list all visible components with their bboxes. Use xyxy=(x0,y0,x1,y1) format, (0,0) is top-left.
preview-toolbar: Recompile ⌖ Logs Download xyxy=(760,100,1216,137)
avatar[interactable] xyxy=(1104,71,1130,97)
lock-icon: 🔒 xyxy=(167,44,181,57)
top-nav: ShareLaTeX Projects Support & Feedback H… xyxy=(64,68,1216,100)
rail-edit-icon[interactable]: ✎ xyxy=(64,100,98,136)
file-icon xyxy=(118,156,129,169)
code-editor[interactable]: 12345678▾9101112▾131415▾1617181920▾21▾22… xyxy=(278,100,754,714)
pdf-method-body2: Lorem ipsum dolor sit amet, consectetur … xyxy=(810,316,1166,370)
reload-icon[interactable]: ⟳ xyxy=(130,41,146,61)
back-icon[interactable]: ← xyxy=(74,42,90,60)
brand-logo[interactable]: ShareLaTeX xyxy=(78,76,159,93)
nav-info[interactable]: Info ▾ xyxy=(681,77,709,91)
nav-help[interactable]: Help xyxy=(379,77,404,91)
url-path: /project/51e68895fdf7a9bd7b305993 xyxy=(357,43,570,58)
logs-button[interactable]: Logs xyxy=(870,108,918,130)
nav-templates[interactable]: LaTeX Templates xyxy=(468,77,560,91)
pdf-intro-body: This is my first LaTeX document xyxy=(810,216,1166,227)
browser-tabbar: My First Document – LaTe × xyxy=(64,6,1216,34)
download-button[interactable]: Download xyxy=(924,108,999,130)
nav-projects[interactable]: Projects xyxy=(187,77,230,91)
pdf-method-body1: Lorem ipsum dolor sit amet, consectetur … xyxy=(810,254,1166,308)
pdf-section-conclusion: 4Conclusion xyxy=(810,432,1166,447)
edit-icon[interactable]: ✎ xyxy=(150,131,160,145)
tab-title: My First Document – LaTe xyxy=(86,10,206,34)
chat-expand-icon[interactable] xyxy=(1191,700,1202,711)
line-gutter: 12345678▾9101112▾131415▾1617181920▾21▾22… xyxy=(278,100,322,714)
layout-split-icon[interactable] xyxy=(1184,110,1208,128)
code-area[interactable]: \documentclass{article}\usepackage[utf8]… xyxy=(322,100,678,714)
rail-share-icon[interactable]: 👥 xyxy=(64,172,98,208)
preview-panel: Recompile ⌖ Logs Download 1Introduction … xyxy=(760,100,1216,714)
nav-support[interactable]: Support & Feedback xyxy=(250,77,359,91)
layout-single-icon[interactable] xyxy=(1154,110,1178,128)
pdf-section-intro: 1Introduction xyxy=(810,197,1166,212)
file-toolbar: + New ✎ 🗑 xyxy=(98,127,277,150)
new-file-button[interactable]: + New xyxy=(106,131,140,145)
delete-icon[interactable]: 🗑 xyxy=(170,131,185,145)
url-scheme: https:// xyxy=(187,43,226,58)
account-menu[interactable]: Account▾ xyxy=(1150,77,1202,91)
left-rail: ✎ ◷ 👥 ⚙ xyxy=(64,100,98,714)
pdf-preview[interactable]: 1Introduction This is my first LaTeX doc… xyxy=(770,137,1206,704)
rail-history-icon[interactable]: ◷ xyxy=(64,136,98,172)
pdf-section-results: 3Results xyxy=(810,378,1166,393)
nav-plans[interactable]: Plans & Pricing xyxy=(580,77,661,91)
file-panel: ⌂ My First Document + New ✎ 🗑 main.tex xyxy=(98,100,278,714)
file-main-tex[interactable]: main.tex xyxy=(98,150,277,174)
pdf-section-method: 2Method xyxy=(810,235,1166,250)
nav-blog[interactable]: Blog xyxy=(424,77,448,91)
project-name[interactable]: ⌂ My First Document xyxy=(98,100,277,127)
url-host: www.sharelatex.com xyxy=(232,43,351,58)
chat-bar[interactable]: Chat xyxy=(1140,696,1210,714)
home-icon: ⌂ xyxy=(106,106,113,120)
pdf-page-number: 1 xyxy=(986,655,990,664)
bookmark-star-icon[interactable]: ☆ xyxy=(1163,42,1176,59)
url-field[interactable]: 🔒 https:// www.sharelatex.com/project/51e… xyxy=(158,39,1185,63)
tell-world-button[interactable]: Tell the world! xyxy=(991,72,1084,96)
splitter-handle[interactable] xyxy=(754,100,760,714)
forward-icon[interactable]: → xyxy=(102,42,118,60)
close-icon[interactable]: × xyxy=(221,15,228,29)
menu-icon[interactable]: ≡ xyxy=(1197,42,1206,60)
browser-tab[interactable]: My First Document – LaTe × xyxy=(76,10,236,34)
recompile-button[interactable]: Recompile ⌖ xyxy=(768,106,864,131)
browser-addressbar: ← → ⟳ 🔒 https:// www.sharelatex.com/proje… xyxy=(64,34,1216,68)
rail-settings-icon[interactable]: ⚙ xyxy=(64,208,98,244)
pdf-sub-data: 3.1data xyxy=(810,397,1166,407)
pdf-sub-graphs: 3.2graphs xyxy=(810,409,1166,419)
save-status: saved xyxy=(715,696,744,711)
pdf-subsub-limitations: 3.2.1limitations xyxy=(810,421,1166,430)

-=-=-

AIM OF THE EXERCISE: Reproduce every row above verbatim, keeping each one on its own line.

EXERCISE RESPONSE:
list all visible components with their bboxes. Use xyxy=(x0,y0,x1,y1) format, (0,0) is top-left.
preview-toolbar: Recompile ⌖ Logs Download xyxy=(760,100,1216,137)
avatar[interactable] xyxy=(1104,71,1130,97)
lock-icon: 🔒 xyxy=(167,44,181,57)
top-nav: ShareLaTeX Projects Support & Feedback H… xyxy=(64,68,1216,100)
rail-edit-icon[interactable]: ✎ xyxy=(64,100,98,136)
file-icon xyxy=(118,156,129,169)
code-editor[interactable]: 12345678▾9101112▾131415▾1617181920▾21▾22… xyxy=(278,100,754,714)
pdf-method-body2: Lorem ipsum dolor sit amet, consectetur … xyxy=(810,316,1166,370)
reload-icon[interactable]: ⟳ xyxy=(130,41,146,61)
back-icon[interactable]: ← xyxy=(74,42,90,60)
brand-logo[interactable]: ShareLaTeX xyxy=(78,76,159,93)
nav-info[interactable]: Info ▾ xyxy=(681,77,709,91)
nav-help[interactable]: Help xyxy=(379,77,404,91)
url-path: /project/51e68895fdf7a9bd7b305993 xyxy=(357,43,570,58)
logs-button[interactable]: Logs xyxy=(870,108,918,130)
nav-templates[interactable]: LaTeX Templates xyxy=(468,77,560,91)
pdf-intro-body: This is my first LaTeX document xyxy=(810,216,1166,227)
browser-tabbar: My First Document – LaTe × xyxy=(64,6,1216,34)
download-button[interactable]: Download xyxy=(924,108,999,130)
nav-projects[interactable]: Projects xyxy=(187,77,230,91)
pdf-method-body1: Lorem ipsum dolor sit amet, consectetur … xyxy=(810,254,1166,308)
pdf-section-conclusion: 4Conclusion xyxy=(810,432,1166,447)
edit-icon[interactable]: ✎ xyxy=(150,131,160,145)
tab-title: My First Document – LaTe xyxy=(86,10,206,34)
chat-expand-icon[interactable] xyxy=(1191,700,1202,711)
line-gutter: 12345678▾9101112▾131415▾1617181920▾21▾22… xyxy=(278,100,322,714)
layout-split-icon[interactable] xyxy=(1184,110,1208,128)
code-area[interactable]: \documentclass{article}\usepackage[utf8]… xyxy=(322,100,678,714)
rail-share-icon[interactable]: 👥 xyxy=(64,172,98,208)
preview-panel: Recompile ⌖ Logs Download 1Introduction … xyxy=(760,100,1216,714)
nav-support[interactable]: Support & Feedback xyxy=(250,77,359,91)
layout-single-icon[interactable] xyxy=(1154,110,1178,128)
pdf-section-intro: 1Introduction xyxy=(810,197,1166,212)
file-toolbar: + New ✎ 🗑 xyxy=(98,127,277,150)
new-file-button[interactable]: + New xyxy=(106,131,140,145)
delete-icon[interactable]: 🗑 xyxy=(170,131,185,145)
url-scheme: https:// xyxy=(187,43,226,58)
account-menu[interactable]: Account▾ xyxy=(1150,77,1202,91)
left-rail: ✎ ◷ 👥 ⚙ xyxy=(64,100,98,714)
pdf-preview[interactable]: 1Introduction This is my first LaTeX doc… xyxy=(770,137,1206,704)
rail-history-icon[interactable]: ◷ xyxy=(64,136,98,172)
pdf-section-results: 3Results xyxy=(810,378,1166,393)
nav-plans[interactable]: Plans & Pricing xyxy=(580,77,661,91)
file-panel: ⌂ My First Document + New ✎ 🗑 main.tex xyxy=(98,100,278,714)
file-main-tex[interactable]: main.tex xyxy=(98,150,277,174)
pdf-section-method: 2Method xyxy=(810,235,1166,250)
nav-blog[interactable]: Blog xyxy=(424,77,448,91)
project-name[interactable]: ⌂ My First Document xyxy=(98,100,277,127)
url-host: www.sharelatex.com xyxy=(232,43,351,58)
chat-bar[interactable]: Chat xyxy=(1140,696,1210,714)
home-icon: ⌂ xyxy=(106,106,113,120)
pdf-page-number: 1 xyxy=(986,655,990,664)
bookmark-star-icon[interactable]: ☆ xyxy=(1163,42,1176,59)
url-field[interactable]: 🔒 https:// www.sharelatex.com/project/51e… xyxy=(158,39,1185,63)
tell-world-button[interactable]: Tell the world! xyxy=(991,72,1084,96)
splitter-handle[interactable] xyxy=(754,100,760,714)
forward-icon[interactable]: → xyxy=(102,42,118,60)
close-icon[interactable]: × xyxy=(221,15,228,29)
menu-icon[interactable]: ≡ xyxy=(1197,42,1206,60)
browser-tab[interactable]: My First Document – LaTe × xyxy=(76,10,236,34)
recompile-button[interactable]: Recompile ⌖ xyxy=(768,106,864,131)
browser-addressbar: ← → ⟳ 🔒 https:// www.sharelatex.com/proje… xyxy=(64,34,1216,68)
rail-settings-icon[interactable]: ⚙ xyxy=(64,208,98,244)
pdf-sub-data: 3.1data xyxy=(810,397,1166,407)
pdf-sub-graphs: 3.2graphs xyxy=(810,409,1166,419)
save-status: saved xyxy=(715,696,744,711)
pdf-subsub-limitations: 3.2.1limitations xyxy=(810,421,1166,430)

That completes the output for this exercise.